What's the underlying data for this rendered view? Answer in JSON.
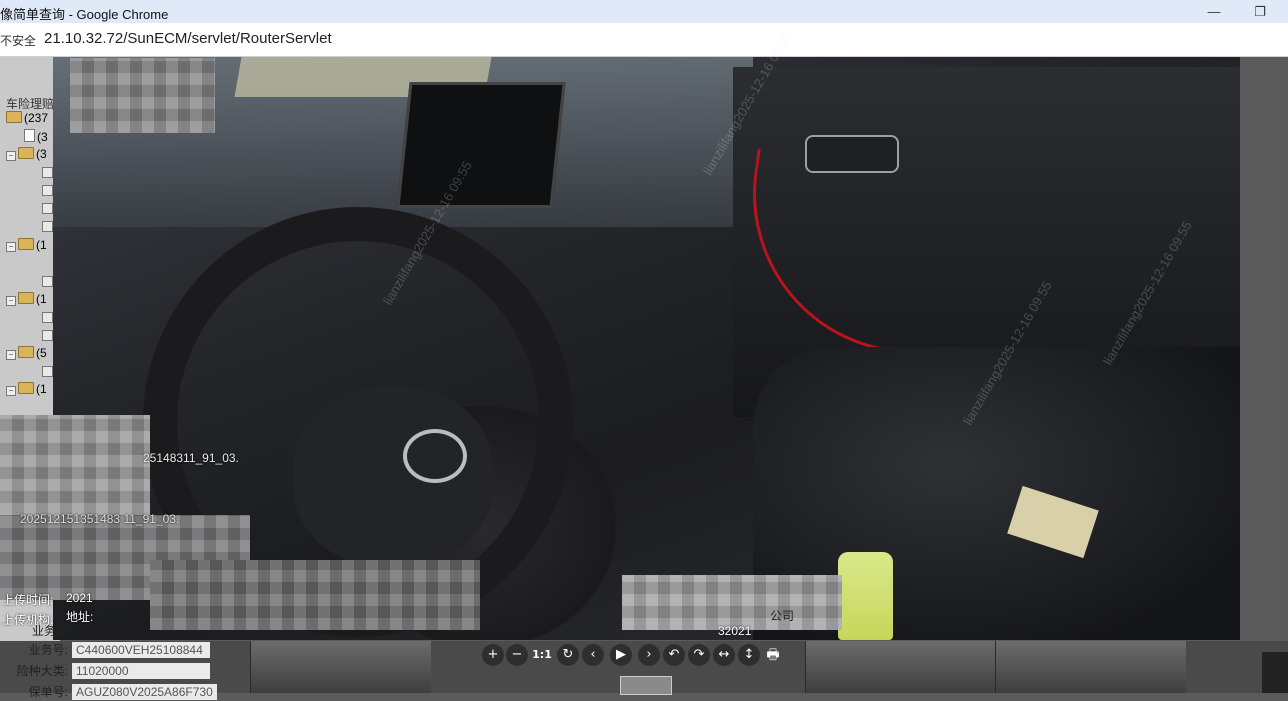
{
  "browser": {
    "title": "像简单查询 - Google Chrome",
    "security_label": "不安全",
    "url": "21.10.32.72/SunECM/servlet/RouterServlet"
  },
  "tree": {
    "root_label": "车险理赔",
    "rows": [
      {
        "kind": "folder",
        "label": "(237",
        "expanded": false
      },
      {
        "kind": "doc",
        "label": "(3"
      },
      {
        "kind": "folder",
        "label": "(3",
        "expanded": true
      },
      {
        "kind": "folder",
        "label": "(1",
        "expanded": true
      },
      {
        "kind": "folder",
        "label": "(1",
        "expanded": true
      },
      {
        "kind": "folder",
        "label": "(5",
        "expanded": true
      },
      {
        "kind": "folder",
        "label": "(1",
        "expanded": true
      }
    ]
  },
  "overlay": {
    "filename_1": "25148311_91_03.",
    "filename_2": "202512151351483 11_91_03.",
    "upload_time_label": "上传时间:",
    "upload_time_value": "2021",
    "upload_org_label": "上传机构:",
    "address_label": "地址:",
    "company_fragment": "公司",
    "code_fragment": "32021"
  },
  "form": {
    "rows": [
      {
        "label": "业务号:",
        "value": "C440600VEH25108844"
      },
      {
        "label": "险种大类:",
        "value": "11020000"
      },
      {
        "label": "保单号:",
        "value": "AGUZ080V2025A86F730"
      }
    ],
    "business_type_label": "业务类"
  },
  "toolbar": {
    "buttons": [
      {
        "name": "zoom-in-button",
        "glyph": "+"
      },
      {
        "name": "zoom-out-button",
        "glyph": "−"
      },
      {
        "name": "actual-size-button",
        "glyph": "1:1"
      },
      {
        "name": "reset-button",
        "glyph": "↻"
      },
      {
        "name": "prev-button",
        "glyph": "‹"
      },
      {
        "name": "play-button",
        "glyph": "▶"
      },
      {
        "name": "next-button",
        "glyph": "›"
      },
      {
        "name": "rotate-left-button",
        "glyph": "↶"
      },
      {
        "name": "rotate-right-button",
        "glyph": "↷"
      },
      {
        "name": "flip-horizontal-button",
        "glyph": "↔"
      },
      {
        "name": "flip-vertical-button",
        "glyph": "↕"
      },
      {
        "name": "print-button",
        "glyph": "🖶"
      }
    ]
  },
  "watermark_text": "lianzilifang2025-12-16 09:55"
}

Exercise details – Restate the listing above word for word, and skip the pictures.

Written solution –
What's the underlying data for this rendered view? Answer in JSON.
{
  "browser": {
    "title": "像简单查询 - Google Chrome",
    "security_label": "不安全",
    "url": "21.10.32.72/SunECM/servlet/RouterServlet"
  },
  "tree": {
    "root_label": "车险理赔",
    "rows": [
      {
        "kind": "folder",
        "label": "(237",
        "expanded": false
      },
      {
        "kind": "doc",
        "label": "(3"
      },
      {
        "kind": "folder",
        "label": "(3",
        "expanded": true
      },
      {
        "kind": "folder",
        "label": "(1",
        "expanded": true
      },
      {
        "kind": "folder",
        "label": "(1",
        "expanded": true
      },
      {
        "kind": "folder",
        "label": "(5",
        "expanded": true
      },
      {
        "kind": "folder",
        "label": "(1",
        "expanded": true
      }
    ]
  },
  "overlay": {
    "filename_1": "25148311_91_03.",
    "filename_2": "202512151351483 11_91_03.",
    "upload_time_label": "上传时间:",
    "upload_time_value": "2021",
    "upload_org_label": "上传机构:",
    "address_label": "地址:",
    "company_fragment": "公司",
    "code_fragment": "32021"
  },
  "form": {
    "rows": [
      {
        "label": "业务号:",
        "value": "C440600VEH25108844"
      },
      {
        "label": "险种大类:",
        "value": "11020000"
      },
      {
        "label": "保单号:",
        "value": "AGUZ080V2025A86F730"
      }
    ],
    "business_type_label": "业务类"
  },
  "toolbar": {
    "buttons": [
      {
        "name": "zoom-in-button",
        "glyph": "+"
      },
      {
        "name": "zoom-out-button",
        "glyph": "−"
      },
      {
        "name": "actual-size-button",
        "glyph": "1:1"
      },
      {
        "name": "reset-button",
        "glyph": "↻"
      },
      {
        "name": "prev-button",
        "glyph": "‹"
      },
      {
        "name": "play-button",
        "glyph": "▶"
      },
      {
        "name": "next-button",
        "glyph": "›"
      },
      {
        "name": "rotate-left-button",
        "glyph": "↶"
      },
      {
        "name": "rotate-right-button",
        "glyph": "↷"
      },
      {
        "name": "flip-horizontal-button",
        "glyph": "↔"
      },
      {
        "name": "flip-vertical-button",
        "glyph": "↕"
      },
      {
        "name": "print-button",
        "glyph": "🖶"
      }
    ]
  },
  "watermark_text": "lianzilifang2025-12-16 09:55"
}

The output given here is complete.